RECORDS SHOWN:
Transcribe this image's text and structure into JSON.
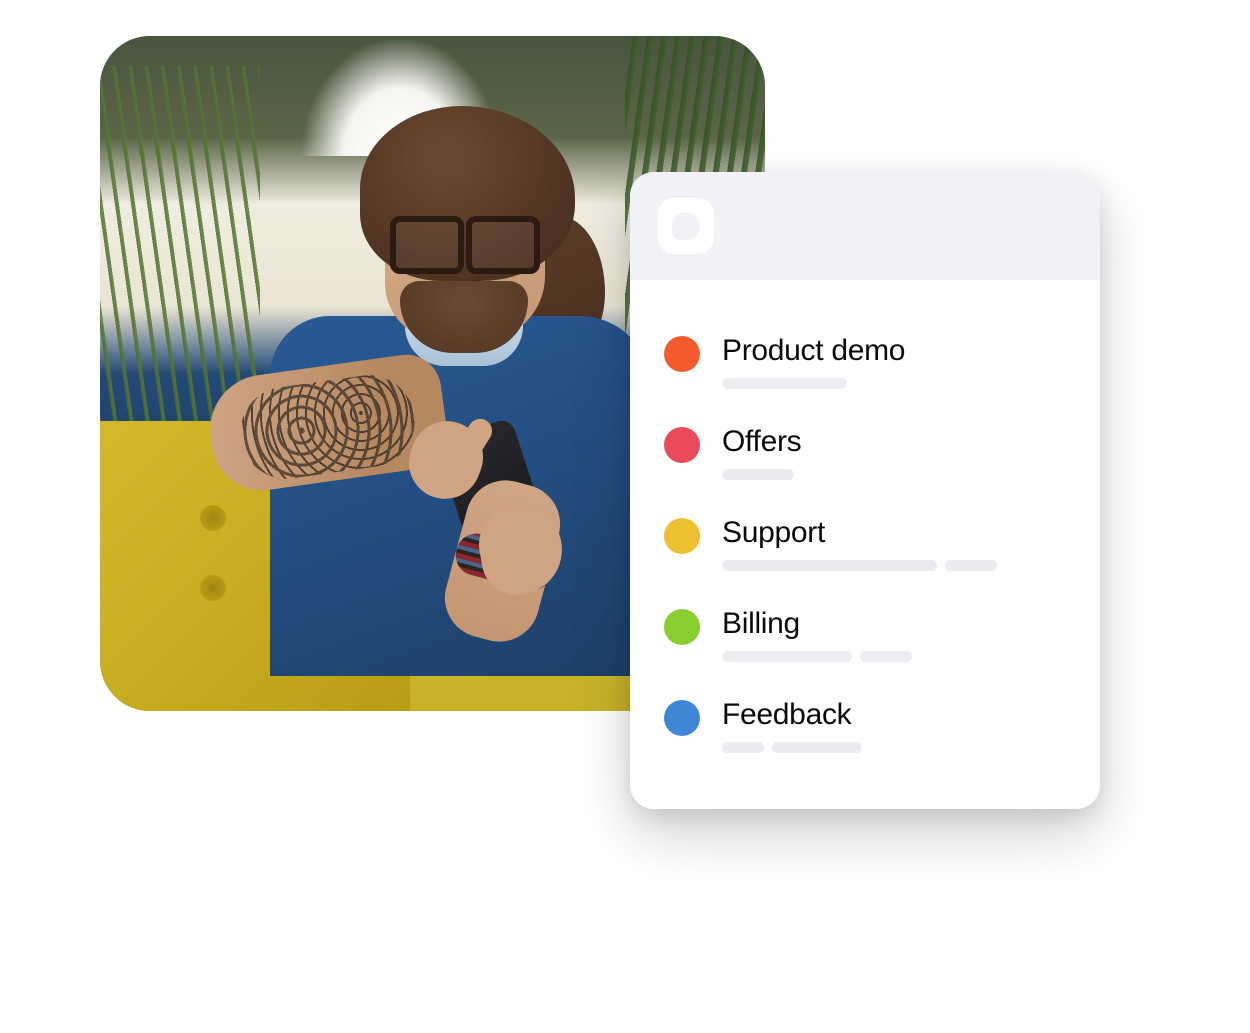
{
  "menu": {
    "items": [
      {
        "label": "Product demo",
        "dot_color": "#f55a2e",
        "icon_name": "product-demo-dot",
        "placeholders": [
          125
        ]
      },
      {
        "label": "Offers",
        "dot_color": "#ea4a59",
        "icon_name": "offers-dot",
        "placeholders": [
          72
        ]
      },
      {
        "label": "Support",
        "dot_color": "#efc12f",
        "icon_name": "support-dot",
        "placeholders": [
          215,
          52
        ]
      },
      {
        "label": "Billing",
        "dot_color": "#89ce2f",
        "icon_name": "billing-dot",
        "placeholders": [
          130,
          52
        ]
      },
      {
        "label": "Feedback",
        "dot_color": "#3f86d6",
        "icon_name": "feedback-dot",
        "placeholders": [
          42,
          90
        ]
      }
    ]
  }
}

EXERCISE GOAL:
Without the pictures, write out all of the material exactly.

RESULT BELOW:
Transcribe this image's text and structure into JSON.
{
  "menu": {
    "items": [
      {
        "label": "Product demo",
        "dot_color": "#f55a2e",
        "icon_name": "product-demo-dot",
        "placeholders": [
          125
        ]
      },
      {
        "label": "Offers",
        "dot_color": "#ea4a59",
        "icon_name": "offers-dot",
        "placeholders": [
          72
        ]
      },
      {
        "label": "Support",
        "dot_color": "#efc12f",
        "icon_name": "support-dot",
        "placeholders": [
          215,
          52
        ]
      },
      {
        "label": "Billing",
        "dot_color": "#89ce2f",
        "icon_name": "billing-dot",
        "placeholders": [
          130,
          52
        ]
      },
      {
        "label": "Feedback",
        "dot_color": "#3f86d6",
        "icon_name": "feedback-dot",
        "placeholders": [
          42,
          90
        ]
      }
    ]
  }
}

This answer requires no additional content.